══ Material for this task ══

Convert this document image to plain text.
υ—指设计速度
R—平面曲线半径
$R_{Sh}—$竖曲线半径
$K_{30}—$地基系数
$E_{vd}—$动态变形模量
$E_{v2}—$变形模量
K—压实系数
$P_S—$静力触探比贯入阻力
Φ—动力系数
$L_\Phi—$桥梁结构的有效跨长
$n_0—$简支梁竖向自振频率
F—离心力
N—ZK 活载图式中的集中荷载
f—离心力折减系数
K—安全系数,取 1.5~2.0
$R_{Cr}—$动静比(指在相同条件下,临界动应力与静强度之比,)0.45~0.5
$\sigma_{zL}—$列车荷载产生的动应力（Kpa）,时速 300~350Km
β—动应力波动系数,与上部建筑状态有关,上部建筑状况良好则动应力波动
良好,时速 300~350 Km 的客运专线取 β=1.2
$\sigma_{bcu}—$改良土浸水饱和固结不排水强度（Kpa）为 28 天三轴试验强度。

═══

Exactly reproduce all of the entries above.

> **Answer to this task**
Convert this document image to plain text.
υ—指设计速度
R—平面曲线半径
$R_{Sh}—$竖曲线半径
$K_{30}—$地基系数
$E_{vd}—$动态变形模量
$E_{v2}—$变形模量
K—压实系数
$P_S—$静力触探比贯入阻力
Φ—动力系数
$L_\Phi—$桥梁结构的有效跨长
$n_0—$简支梁竖向自振频率
F—离心力
N—ZK 活载图式中的集中荷载
f—离心力折减系数
K—安全系数,取 1.5~2.0
$R_{Cr}—$动静比(指在相同条件下,临界动应力与静强度之比,)0.45~0.5
$\sigma_{zL}—$列车荷载产生的动应力（Kpa）,时速 300~350Km
β—动应力波动系数,与上部建筑状态有关,上部建筑状况良好则动应力波动
良好,时速 300~350 Km 的客运专线取 β=1.2
$\sigma_{bcu}—$改良土浸水饱和固结不排水强度（Kpa）为 28 天三轴试验强度。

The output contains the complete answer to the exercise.